• WHAT THE TASK REQUIRES: Reproduce all of the records exactly.

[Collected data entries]
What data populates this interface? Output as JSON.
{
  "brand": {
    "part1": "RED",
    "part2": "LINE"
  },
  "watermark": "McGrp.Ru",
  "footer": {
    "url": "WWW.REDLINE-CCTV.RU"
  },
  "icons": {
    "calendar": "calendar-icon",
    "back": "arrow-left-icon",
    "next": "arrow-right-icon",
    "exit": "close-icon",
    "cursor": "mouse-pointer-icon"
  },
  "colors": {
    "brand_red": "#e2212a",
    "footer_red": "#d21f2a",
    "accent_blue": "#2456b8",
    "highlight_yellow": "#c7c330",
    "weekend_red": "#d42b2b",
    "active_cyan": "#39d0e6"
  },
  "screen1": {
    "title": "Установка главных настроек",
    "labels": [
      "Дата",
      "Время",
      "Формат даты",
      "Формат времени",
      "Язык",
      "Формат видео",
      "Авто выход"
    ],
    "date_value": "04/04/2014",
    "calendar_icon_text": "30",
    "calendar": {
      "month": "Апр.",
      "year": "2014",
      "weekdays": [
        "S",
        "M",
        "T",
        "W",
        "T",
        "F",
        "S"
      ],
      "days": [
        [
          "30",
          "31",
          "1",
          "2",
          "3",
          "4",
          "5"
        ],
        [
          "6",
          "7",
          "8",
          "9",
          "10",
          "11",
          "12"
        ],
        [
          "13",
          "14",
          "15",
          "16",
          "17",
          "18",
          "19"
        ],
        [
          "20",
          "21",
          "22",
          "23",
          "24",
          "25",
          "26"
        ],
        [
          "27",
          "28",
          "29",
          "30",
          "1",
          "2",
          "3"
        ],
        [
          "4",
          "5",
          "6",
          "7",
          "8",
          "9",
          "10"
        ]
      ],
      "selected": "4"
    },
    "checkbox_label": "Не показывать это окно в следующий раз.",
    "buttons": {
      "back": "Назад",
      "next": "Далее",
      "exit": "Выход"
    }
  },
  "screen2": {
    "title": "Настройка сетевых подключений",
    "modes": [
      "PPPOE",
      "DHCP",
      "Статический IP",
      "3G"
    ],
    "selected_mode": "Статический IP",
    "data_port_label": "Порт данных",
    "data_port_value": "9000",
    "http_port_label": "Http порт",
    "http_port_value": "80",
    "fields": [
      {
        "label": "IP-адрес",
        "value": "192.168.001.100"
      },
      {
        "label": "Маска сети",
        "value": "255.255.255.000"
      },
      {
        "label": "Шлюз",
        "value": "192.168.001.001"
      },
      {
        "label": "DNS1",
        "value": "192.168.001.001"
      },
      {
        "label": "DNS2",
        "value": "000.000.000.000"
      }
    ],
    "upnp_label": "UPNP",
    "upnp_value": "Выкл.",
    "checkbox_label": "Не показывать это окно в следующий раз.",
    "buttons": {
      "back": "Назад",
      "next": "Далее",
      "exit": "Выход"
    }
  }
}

• THE ANSWER:
What data populates this interface? Output as JSON.
{
  "brand": {
    "part1": "RED",
    "part2": "LINE"
  },
  "watermark": "McGrp.Ru",
  "footer": {
    "url": "WWW.REDLINE-CCTV.RU"
  },
  "icons": {
    "calendar": "calendar-icon",
    "back": "arrow-left-icon",
    "next": "arrow-right-icon",
    "exit": "close-icon",
    "cursor": "mouse-pointer-icon"
  },
  "colors": {
    "brand_red": "#e2212a",
    "footer_red": "#d21f2a",
    "accent_blue": "#2456b8",
    "highlight_yellow": "#c7c330",
    "weekend_red": "#d42b2b",
    "active_cyan": "#39d0e6"
  },
  "screen1": {
    "title": "Установка главных настроек",
    "labels": [
      "Дата",
      "Время",
      "Формат даты",
      "Формат времени",
      "Язык",
      "Формат видео",
      "Авто выход"
    ],
    "date_value": "04/04/2014",
    "calendar_icon_text": "30",
    "calendar": {
      "month": "Апр.",
      "year": "2014",
      "weekdays": [
        "S",
        "M",
        "T",
        "W",
        "T",
        "F",
        "S"
      ],
      "days": [
        [
          "30",
          "31",
          "1",
          "2",
          "3",
          "4",
          "5"
        ],
        [
          "6",
          "7",
          "8",
          "9",
          "10",
          "11",
          "12"
        ],
        [
          "13",
          "14",
          "15",
          "16",
          "17",
          "18",
          "19"
        ],
        [
          "20",
          "21",
          "22",
          "23",
          "24",
          "25",
          "26"
        ],
        [
          "27",
          "28",
          "29",
          "30",
          "1",
          "2",
          "3"
        ],
        [
          "4",
          "5",
          "6",
          "7",
          "8",
          "9",
          "10"
        ]
      ],
      "selected": "4"
    },
    "checkbox_label": "Не показывать это окно в следующий раз.",
    "buttons": {
      "back": "Назад",
      "next": "Далее",
      "exit": "Выход"
    }
  },
  "screen2": {
    "title": "Настройка сетевых подключений",
    "modes": [
      "PPPOE",
      "DHCP",
      "Статический IP",
      "3G"
    ],
    "selected_mode": "Статический IP",
    "data_port_label": "Порт данных",
    "data_port_value": "9000",
    "http_port_label": "Http порт",
    "http_port_value": "80",
    "fields": [
      {
        "label": "IP-адрес",
        "value": "192.168.001.100"
      },
      {
        "label": "Маска сети",
        "value": "255.255.255.000"
      },
      {
        "label": "Шлюз",
        "value": "192.168.001.001"
      },
      {
        "label": "DNS1",
        "value": "192.168.001.001"
      },
      {
        "label": "DNS2",
        "value": "000.000.000.000"
      }
    ],
    "upnp_label": "UPNP",
    "upnp_value": "Выкл.",
    "checkbox_label": "Не показывать это окно в следующий раз.",
    "buttons": {
      "back": "Назад",
      "next": "Далее",
      "exit": "Выход"
    }
  }
}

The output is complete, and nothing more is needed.